Copy out all lines in the data below containing the string "name".

··· Material for the task

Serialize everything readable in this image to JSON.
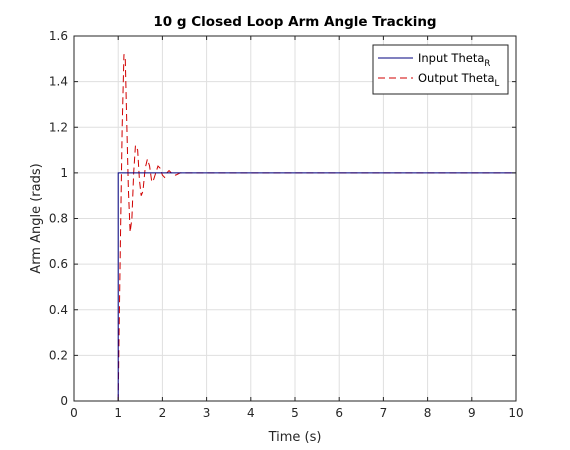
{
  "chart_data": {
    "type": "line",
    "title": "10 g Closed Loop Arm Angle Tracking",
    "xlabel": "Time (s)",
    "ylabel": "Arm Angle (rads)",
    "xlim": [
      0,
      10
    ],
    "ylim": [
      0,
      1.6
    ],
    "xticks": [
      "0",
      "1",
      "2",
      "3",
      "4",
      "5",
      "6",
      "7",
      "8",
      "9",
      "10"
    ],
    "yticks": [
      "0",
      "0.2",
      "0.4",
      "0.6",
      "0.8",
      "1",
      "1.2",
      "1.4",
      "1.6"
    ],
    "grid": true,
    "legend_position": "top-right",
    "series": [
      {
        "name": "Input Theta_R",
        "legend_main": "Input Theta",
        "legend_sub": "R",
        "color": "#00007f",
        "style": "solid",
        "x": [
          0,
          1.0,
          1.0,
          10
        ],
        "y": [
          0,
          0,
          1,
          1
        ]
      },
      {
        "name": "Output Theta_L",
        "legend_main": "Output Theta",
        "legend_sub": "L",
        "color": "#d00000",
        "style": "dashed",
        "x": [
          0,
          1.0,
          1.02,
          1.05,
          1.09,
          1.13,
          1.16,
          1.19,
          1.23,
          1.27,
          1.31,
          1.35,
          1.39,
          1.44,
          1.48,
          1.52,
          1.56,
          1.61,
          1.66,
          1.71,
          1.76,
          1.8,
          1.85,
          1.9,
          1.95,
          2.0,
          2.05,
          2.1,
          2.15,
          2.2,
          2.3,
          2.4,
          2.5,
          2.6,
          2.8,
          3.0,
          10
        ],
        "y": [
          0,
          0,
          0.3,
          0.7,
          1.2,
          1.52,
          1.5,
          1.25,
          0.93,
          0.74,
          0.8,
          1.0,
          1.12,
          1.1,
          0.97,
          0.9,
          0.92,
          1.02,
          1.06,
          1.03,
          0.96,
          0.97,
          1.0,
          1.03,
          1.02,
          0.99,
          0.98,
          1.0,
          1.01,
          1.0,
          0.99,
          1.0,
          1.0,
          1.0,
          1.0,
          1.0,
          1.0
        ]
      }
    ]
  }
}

······

Solution for this problem>
        "name": "Input Theta_R",
        "name": "Output Theta_L",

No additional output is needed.